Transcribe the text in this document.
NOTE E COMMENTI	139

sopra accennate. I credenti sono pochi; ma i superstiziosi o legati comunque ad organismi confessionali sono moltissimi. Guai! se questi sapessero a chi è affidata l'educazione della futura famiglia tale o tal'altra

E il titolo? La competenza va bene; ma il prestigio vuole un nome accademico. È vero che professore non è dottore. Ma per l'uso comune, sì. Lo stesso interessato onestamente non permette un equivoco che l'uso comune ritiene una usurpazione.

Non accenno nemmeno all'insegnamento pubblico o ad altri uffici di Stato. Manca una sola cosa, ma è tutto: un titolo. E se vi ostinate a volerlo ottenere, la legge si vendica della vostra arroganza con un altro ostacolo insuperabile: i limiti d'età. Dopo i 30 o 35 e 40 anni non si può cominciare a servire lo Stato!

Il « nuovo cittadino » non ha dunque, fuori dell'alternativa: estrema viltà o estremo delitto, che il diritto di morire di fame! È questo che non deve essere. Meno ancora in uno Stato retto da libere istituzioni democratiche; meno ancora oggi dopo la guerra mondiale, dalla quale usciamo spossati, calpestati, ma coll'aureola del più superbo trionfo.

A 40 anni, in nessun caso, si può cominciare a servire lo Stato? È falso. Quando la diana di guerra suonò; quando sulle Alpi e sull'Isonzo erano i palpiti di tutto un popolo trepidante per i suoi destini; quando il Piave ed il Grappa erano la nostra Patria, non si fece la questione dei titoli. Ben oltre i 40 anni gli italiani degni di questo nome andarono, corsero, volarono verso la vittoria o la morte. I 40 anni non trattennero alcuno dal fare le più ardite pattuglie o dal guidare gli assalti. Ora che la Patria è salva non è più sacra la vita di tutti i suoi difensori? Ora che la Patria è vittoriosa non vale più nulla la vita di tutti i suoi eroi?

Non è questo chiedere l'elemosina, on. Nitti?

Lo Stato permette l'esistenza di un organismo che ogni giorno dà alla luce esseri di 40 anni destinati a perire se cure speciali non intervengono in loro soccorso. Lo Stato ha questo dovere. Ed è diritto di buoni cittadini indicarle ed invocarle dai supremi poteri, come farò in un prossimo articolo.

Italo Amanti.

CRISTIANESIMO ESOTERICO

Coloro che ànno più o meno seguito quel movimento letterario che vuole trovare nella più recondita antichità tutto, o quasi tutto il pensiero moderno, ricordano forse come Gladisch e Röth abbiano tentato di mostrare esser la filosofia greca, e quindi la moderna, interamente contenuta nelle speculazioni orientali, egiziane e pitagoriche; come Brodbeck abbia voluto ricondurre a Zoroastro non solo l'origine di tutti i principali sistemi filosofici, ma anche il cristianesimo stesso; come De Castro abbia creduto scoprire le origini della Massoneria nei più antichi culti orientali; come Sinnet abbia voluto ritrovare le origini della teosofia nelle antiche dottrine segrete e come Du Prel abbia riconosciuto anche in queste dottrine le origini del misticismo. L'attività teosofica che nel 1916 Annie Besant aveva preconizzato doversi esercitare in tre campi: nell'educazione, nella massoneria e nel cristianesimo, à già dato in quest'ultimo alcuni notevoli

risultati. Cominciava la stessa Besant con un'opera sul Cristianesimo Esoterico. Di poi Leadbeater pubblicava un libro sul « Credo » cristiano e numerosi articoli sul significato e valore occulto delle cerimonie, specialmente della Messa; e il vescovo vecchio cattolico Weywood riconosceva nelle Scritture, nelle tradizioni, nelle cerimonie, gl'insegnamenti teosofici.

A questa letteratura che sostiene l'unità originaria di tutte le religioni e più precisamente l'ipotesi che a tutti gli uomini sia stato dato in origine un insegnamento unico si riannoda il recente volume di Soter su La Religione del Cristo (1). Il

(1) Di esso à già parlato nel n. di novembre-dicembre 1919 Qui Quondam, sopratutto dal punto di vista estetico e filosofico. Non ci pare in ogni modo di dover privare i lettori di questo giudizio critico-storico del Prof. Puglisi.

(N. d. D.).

**Challenge:**
Repeat the material word for word, in full.

**Completed task:**
Transcribe the text in this document.
NOTE E COMMENTI	139

sopra accennate. I credenti sono pochi; ma i superstiziosi o legati comunque ad organismi confessionali sono moltissimi. Guai! se questi sapessero a chi è affidata l'educazione della futura famiglia tale o tal'altra

E il titolo? La competenza va bene; ma il prestigio vuole un nome accademico. È vero che professore non è dottore. Ma per l'uso comune, sì. Lo stesso interessato onestamente non permette un equivoco che l'uso comune ritiene una usurpazione.

Non accenno nemmeno all'insegnamento pubblico o ad altri uffici di Stato. Manca una sola cosa, ma è tutto: un titolo. E se vi ostinate a volerlo ottenere, la legge si vendica della vostra arroganza con un altro ostacolo insuperabile: i limiti d'età. Dopo i 30 o 35 e 40 anni non si può cominciare a servire lo Stato!

Il « nuovo cittadino » non ha dunque, fuori dell'alternativa: estrema viltà o estremo delitto, che il diritto di morire di fame! È questo che non deve essere. Meno ancora in uno Stato retto da libere istituzioni democratiche; meno ancora oggi dopo la guerra mondiale, dalla quale usciamo spossati, calpestati, ma coll'aureola del più superbo trionfo.

A 40 anni, in nessun caso, si può cominciare a servire lo Stato? È falso. Quando la diana di guerra suonò; quando sulle Alpi e sull'Isonzo erano i palpiti di tutto un popolo trepidante per i suoi destini; quando il Piave ed il Grappa erano la nostra Patria, non si fece la questione dei titoli. Ben oltre i 40 anni gli italiani degni di questo nome andarono, corsero, volarono verso la vittoria o la morte. I 40 anni non trattennero alcuno dal fare le più ardite pattuglie o dal guidare gli assalti. Ora che la Patria è salva non è più sacra la vita di tutti i suoi difensori? Ora che la Patria è vittoriosa non vale più nulla la vita di tutti i suoi eroi?

Non è questo chiedere l'elemosina, on. Nitti?

Lo Stato permette l'esistenza di un organismo che ogni giorno dà alla luce esseri di 40 anni destinati a perire se cure speciali non intervengono in loro soccorso. Lo Stato ha questo dovere. Ed è diritto di buoni cittadini indicarle ed invocarle dai supremi poteri, come farò in un prossimo articolo.

Italo Amanti.

CRISTIANESIMO ESOTERICO

Coloro che ànno più o meno seguito quel movimento letterario che vuole trovare nella più recondita antichità tutto, o quasi tutto il pensiero moderno, ricordano forse come Gladisch e Röth abbiano tentato di mostrare esser la filosofia greca, e quindi la moderna, interamente contenuta nelle speculazioni orientali, egiziane e pitagoriche; come Brodbeck abbia voluto ricondurre a Zoroastro non solo l'origine di tutti i principali sistemi filosofici, ma anche il cristianesimo stesso; come De Castro abbia creduto scoprire le origini della Massoneria nei più antichi culti orientali; come Sinnet abbia voluto ritrovare le origini della teosofia nelle antiche dottrine segrete e come Du Prel abbia riconosciuto anche in queste dottrine le origini del misticismo. L'attività teosofica che nel 1916 Annie Besant aveva preconizzato doversi esercitare in tre campi: nell'educazione, nella massoneria e nel cristianesimo, à già dato in quest'ultimo alcuni notevoli

risultati. Cominciava la stessa Besant con un'opera sul Cristianesimo Esoterico. Di poi Leadbeater pubblicava un libro sul « Credo » cristiano e numerosi articoli sul significato e valore occulto delle cerimonie, specialmente della Messa; e il vescovo vecchio cattolico Weywood riconosceva nelle Scritture, nelle tradizioni, nelle cerimonie, gl'insegnamenti teosofici.

A questa letteratura che sostiene l'unità originaria di tutte le religioni e più precisamente l'ipotesi che a tutti gli uomini sia stato dato in origine un insegnamento unico si riannoda il recente volume di Soter su La Religione del Cristo (1). Il

(1) Di esso à già parlato nel n. di novembre-dicembre 1919 Qui Quondam, sopratutto dal punto di vista estetico e filosofico. Non ci pare in ogni modo di dover privare i lettori di questo giudizio critico-storico del Prof. Puglisi.

(N. d. D.).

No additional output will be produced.